▶ [Task details]
Copy the listing below word for word, starting with its first line and stopping after the line that contains "annotation-label: EE_flux xyxy=(86,36,130,49)", including that line.

▶ [Listed entries]

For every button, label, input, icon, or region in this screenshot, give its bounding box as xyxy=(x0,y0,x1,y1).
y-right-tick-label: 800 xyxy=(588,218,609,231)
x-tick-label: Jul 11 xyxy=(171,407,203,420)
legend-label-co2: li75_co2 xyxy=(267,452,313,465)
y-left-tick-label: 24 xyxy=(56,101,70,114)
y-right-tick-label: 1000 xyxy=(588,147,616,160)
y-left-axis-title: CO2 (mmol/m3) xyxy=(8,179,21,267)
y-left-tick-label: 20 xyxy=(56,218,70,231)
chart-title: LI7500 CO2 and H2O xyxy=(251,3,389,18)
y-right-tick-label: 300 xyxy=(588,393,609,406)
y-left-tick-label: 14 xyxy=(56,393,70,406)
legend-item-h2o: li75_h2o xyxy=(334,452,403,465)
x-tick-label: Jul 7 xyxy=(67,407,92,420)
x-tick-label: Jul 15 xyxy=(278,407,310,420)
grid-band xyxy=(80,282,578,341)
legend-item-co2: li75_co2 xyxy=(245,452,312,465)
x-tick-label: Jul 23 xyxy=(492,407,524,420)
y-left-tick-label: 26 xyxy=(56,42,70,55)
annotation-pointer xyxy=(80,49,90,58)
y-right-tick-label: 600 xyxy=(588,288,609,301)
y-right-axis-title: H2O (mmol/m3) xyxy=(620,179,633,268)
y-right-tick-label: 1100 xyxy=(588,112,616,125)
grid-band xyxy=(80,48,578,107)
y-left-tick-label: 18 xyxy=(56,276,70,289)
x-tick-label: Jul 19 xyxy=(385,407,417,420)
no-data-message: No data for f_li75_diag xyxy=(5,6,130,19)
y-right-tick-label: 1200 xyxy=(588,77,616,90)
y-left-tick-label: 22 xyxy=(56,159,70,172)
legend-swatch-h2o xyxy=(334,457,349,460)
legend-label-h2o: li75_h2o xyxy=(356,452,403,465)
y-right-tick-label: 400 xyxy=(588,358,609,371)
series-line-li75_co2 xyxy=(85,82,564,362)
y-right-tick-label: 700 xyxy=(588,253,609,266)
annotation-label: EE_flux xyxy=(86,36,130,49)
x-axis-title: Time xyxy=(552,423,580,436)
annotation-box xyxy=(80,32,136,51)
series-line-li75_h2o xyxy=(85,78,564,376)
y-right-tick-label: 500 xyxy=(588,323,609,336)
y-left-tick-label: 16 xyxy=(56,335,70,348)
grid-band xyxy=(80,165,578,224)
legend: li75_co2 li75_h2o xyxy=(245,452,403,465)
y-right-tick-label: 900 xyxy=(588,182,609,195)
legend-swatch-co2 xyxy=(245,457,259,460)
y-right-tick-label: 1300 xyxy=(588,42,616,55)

▶ [Response for this exercise]
For every button, label, input, icon, or region in this screenshot, give its bounding box as xyxy=(x0,y0,x1,y1).
y-right-tick-label: 800 xyxy=(588,218,609,231)
x-tick-label: Jul 11 xyxy=(171,407,203,420)
legend-label-co2: li75_co2 xyxy=(267,452,313,465)
y-left-tick-label: 24 xyxy=(56,101,70,114)
y-right-tick-label: 1000 xyxy=(588,147,616,160)
y-left-axis-title: CO2 (mmol/m3) xyxy=(8,179,21,267)
y-left-tick-label: 20 xyxy=(56,218,70,231)
chart-title: LI7500 CO2 and H2O xyxy=(251,3,389,18)
y-right-tick-label: 300 xyxy=(588,393,609,406)
y-left-tick-label: 14 xyxy=(56,393,70,406)
legend-item-h2o: li75_h2o xyxy=(334,452,403,465)
x-tick-label: Jul 7 xyxy=(67,407,92,420)
x-tick-label: Jul 15 xyxy=(278,407,310,420)
grid-band xyxy=(80,282,578,341)
legend-item-co2: li75_co2 xyxy=(245,452,312,465)
x-tick-label: Jul 23 xyxy=(492,407,524,420)
y-left-tick-label: 26 xyxy=(56,42,70,55)
annotation-pointer xyxy=(80,49,90,58)
y-right-tick-label: 600 xyxy=(588,288,609,301)
y-right-axis-title: H2O (mmol/m3) xyxy=(620,179,633,268)
y-right-tick-label: 1100 xyxy=(588,112,616,125)
grid-band xyxy=(80,48,578,107)
y-left-tick-label: 18 xyxy=(56,276,70,289)
x-tick-label: Jul 19 xyxy=(385,407,417,420)
no-data-message: No data for f_li75_diag xyxy=(5,6,130,19)
y-right-tick-label: 1200 xyxy=(588,77,616,90)
y-left-tick-label: 22 xyxy=(56,159,70,172)
legend-swatch-h2o xyxy=(334,457,349,460)
legend-label-h2o: li75_h2o xyxy=(356,452,403,465)
y-right-tick-label: 400 xyxy=(588,358,609,371)
series-line-li75_co2 xyxy=(85,82,564,362)
y-right-tick-label: 700 xyxy=(588,253,609,266)
annotation-label: EE_flux xyxy=(86,36,130,49)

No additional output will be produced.